--- Begin Material to process ---

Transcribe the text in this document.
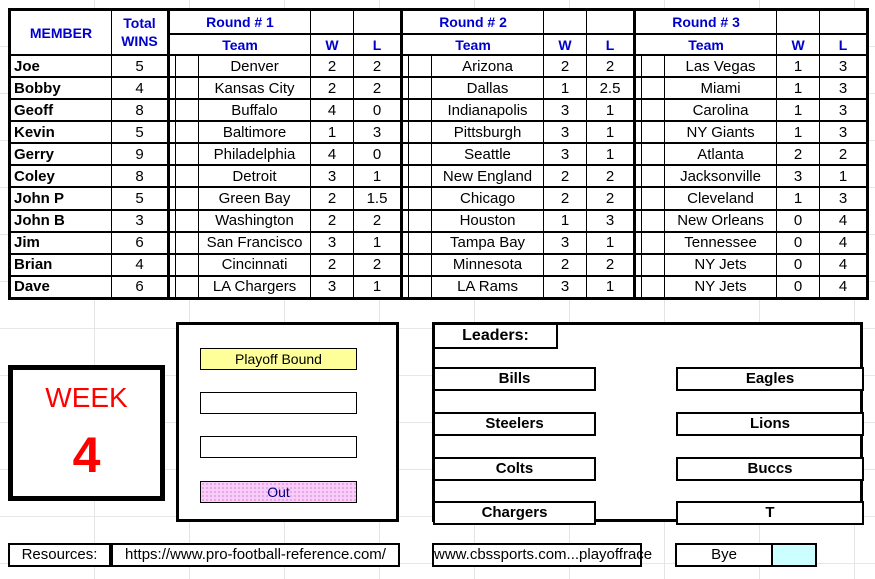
MEMBER	Total
WINS	Round # 1					Round # 2					Round # 3				
		Team			W	L	Team			W	L	Team			W	L
Joe	5			Denver	2	2			Arizona	2	2			Las Vegas	1	3
Bobby	4			Kansas City	2	2			Dallas	1	2.5			Miami	1	3
Geoff	8			Buffalo	4	0			Indianapolis	3	1			Carolina	1	3
Kevin	5			Baltimore	1	3			Pittsburgh	3	1			NY Giants	1	3
Gerry	9			Philadelphia	4	0			Seattle	3	1			Atlanta	2	2
Coley	8			Detroit	3	1			New England	2	2			Jacksonville	3	1
John P	5			Green Bay	2	1.5			Chicago	2	2			Cleveland	1	3
John B	3			Washington	2	2			Houston	1	3			New Orleans	0	4
Jim	6			San Francisco	3	1			Tampa Bay	3	1			Tennessee	0	4
Brian	4			Cincinnati	2	2			Minnesota	2	2			NY Jets	0	4
Dave	6			LA Chargers	3	1			LA Rams	3	1			NY Jets	0	4
WEEK
4
Playoff Bound
Out
Leaders:
Bills
Steelers
Colts
Chargers
Eagles
Lions
Buccs
T
Resources:	https://www.pro-football-reference.com/	www.cbssports.com...playoffrace	Bye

--- End Material to process ---

### [Objective]
Extract every line of the data exactly; pictures stay out.

### [Exercise solution]
Transcribe the text in this document.
MEMBER	Total
WINS	Round # 1					Round # 2					Round # 3				
		Team			W	L	Team			W	L	Team			W	L
Joe	5			Denver	2	2			Arizona	2	2			Las Vegas	1	3
Bobby	4			Kansas City	2	2			Dallas	1	2.5			Miami	1	3
Geoff	8			Buffalo	4	0			Indianapolis	3	1			Carolina	1	3
Kevin	5			Baltimore	1	3			Pittsburgh	3	1			NY Giants	1	3
Gerry	9			Philadelphia	4	0			Seattle	3	1			Atlanta	2	2
Coley	8			Detroit	3	1			New England	2	2			Jacksonville	3	1
John P	5			Green Bay	2	1.5			Chicago	2	2			Cleveland	1	3
John B	3			Washington	2	2			Houston	1	3			New Orleans	0	4
Jim	6			San Francisco	3	1			Tampa Bay	3	1			Tennessee	0	4
Brian	4			Cincinnati	2	2			Minnesota	2	2			NY Jets	0	4
Dave	6			LA Chargers	3	1			LA Rams	3	1			NY Jets	0	4
WEEK
4
Playoff Bound
Out
Leaders:
Bills
Steelers
Colts
Chargers
Eagles
Lions
Buccs
T
Resources:	https://www.pro-football-reference.com/	www.cbssports.com...playoffrace	Bye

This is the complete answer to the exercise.